- Objective -
Work out the number of lines in the records that include the word "pour"; reply with that number alone.
___ Data supplied ___
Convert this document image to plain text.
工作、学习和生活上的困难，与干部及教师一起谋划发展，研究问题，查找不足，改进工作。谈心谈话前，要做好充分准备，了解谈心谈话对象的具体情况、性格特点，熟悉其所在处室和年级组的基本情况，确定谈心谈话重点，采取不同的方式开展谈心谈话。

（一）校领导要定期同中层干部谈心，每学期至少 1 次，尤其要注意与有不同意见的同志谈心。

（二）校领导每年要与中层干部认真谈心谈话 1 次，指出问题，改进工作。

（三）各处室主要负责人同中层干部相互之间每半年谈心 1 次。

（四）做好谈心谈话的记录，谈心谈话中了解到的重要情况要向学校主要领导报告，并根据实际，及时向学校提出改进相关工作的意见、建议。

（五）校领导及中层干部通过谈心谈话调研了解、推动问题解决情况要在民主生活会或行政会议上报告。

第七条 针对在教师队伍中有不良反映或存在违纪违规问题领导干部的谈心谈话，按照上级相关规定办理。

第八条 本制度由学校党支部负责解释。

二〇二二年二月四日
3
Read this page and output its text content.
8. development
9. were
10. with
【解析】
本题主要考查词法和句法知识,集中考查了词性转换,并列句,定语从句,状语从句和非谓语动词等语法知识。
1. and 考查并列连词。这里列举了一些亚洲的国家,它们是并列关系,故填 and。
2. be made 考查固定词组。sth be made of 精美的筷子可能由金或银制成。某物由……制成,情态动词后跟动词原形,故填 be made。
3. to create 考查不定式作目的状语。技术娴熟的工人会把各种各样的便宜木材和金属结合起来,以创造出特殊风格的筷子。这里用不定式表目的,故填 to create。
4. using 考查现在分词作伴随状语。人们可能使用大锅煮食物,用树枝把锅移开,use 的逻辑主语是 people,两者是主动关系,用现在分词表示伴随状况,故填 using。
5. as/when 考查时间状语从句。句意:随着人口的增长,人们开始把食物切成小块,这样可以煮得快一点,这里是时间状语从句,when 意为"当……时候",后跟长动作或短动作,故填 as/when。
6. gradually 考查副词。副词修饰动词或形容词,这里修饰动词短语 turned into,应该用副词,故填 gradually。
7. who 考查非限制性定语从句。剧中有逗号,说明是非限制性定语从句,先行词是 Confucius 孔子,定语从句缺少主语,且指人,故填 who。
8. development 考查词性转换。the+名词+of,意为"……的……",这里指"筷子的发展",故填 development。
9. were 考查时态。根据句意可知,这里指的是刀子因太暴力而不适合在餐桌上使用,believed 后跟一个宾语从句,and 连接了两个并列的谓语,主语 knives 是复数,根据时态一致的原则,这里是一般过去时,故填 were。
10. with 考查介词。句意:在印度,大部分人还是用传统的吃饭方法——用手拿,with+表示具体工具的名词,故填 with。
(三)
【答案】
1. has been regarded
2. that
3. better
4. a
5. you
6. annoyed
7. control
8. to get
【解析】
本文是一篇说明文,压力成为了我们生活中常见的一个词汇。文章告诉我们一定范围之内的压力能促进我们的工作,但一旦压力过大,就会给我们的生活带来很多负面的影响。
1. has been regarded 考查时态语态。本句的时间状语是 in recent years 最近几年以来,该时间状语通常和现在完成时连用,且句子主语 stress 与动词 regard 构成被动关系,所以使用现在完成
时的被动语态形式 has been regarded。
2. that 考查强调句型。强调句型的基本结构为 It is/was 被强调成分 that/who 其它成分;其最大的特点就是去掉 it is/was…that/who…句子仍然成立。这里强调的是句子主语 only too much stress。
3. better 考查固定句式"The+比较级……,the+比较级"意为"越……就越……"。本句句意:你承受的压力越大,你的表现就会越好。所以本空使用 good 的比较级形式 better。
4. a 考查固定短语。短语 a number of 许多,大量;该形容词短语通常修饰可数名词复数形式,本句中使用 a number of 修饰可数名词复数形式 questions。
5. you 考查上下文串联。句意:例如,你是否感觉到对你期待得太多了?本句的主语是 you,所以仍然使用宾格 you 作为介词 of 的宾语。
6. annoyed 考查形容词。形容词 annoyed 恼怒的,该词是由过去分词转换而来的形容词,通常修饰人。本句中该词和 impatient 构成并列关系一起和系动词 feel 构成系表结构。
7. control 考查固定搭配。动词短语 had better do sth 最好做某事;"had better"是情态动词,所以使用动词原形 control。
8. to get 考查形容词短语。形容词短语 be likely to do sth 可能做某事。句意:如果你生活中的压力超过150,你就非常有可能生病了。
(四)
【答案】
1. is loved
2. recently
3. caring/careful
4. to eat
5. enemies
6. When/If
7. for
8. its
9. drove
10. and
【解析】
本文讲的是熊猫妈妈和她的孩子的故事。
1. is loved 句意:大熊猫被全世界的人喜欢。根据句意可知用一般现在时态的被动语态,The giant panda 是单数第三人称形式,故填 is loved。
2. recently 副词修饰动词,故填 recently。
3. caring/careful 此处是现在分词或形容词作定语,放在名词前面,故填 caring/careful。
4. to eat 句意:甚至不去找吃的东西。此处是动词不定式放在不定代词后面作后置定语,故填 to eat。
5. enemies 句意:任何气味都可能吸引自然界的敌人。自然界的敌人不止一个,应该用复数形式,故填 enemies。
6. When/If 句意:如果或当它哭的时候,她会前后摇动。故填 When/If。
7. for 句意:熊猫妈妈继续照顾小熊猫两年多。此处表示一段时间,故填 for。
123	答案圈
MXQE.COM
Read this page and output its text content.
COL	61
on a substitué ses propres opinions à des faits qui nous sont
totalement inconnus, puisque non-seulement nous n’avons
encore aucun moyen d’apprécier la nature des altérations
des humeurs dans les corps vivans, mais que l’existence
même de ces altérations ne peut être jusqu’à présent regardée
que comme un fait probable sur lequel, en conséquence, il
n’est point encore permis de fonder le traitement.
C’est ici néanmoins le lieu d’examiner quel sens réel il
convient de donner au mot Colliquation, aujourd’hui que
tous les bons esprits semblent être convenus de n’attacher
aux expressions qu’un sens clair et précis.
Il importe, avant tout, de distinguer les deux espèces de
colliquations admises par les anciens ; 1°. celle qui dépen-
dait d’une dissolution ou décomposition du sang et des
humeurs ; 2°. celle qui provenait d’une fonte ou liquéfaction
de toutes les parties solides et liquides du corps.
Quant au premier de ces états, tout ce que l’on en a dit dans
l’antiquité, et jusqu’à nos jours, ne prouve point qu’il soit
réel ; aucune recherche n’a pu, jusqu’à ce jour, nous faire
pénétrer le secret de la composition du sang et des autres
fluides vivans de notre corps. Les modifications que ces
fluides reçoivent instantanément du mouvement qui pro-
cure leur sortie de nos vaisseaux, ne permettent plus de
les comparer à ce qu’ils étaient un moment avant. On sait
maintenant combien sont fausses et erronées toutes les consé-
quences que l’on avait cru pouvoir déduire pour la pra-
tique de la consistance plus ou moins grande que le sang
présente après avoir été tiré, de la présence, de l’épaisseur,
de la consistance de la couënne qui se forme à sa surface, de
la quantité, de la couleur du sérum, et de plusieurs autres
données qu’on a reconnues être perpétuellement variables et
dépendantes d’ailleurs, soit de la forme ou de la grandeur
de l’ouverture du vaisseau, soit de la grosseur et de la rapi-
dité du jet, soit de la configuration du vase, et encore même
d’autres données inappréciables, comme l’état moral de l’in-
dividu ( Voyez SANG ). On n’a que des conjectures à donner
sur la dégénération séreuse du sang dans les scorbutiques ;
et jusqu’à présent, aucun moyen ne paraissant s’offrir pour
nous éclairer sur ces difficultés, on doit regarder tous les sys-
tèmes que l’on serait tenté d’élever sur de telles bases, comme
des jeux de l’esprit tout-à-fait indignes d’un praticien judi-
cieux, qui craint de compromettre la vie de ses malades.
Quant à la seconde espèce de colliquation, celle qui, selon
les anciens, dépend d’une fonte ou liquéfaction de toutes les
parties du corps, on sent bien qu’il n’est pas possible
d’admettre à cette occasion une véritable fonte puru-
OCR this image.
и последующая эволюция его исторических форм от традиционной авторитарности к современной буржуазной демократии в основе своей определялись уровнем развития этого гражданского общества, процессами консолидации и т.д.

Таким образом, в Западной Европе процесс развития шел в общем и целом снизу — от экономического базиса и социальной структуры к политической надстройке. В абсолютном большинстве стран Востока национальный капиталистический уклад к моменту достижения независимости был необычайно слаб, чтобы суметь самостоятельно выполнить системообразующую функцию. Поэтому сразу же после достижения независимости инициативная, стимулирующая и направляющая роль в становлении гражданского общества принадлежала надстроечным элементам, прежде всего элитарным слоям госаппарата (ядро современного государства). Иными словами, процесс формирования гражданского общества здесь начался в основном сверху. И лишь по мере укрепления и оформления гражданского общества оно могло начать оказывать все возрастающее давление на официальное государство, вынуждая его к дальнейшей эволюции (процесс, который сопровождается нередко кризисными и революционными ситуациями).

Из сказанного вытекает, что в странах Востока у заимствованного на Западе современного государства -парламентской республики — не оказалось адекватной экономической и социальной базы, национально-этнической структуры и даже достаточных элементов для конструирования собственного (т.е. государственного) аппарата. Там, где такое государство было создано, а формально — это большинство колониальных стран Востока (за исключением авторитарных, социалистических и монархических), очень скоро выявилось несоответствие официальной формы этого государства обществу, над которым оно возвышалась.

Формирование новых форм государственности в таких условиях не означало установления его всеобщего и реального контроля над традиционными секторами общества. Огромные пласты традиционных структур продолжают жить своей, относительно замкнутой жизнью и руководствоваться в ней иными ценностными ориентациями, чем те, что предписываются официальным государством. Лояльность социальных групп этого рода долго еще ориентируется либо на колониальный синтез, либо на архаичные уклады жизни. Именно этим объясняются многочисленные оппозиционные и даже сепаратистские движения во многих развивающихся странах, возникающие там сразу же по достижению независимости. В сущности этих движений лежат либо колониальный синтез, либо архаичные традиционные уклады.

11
___
- Finished task -
2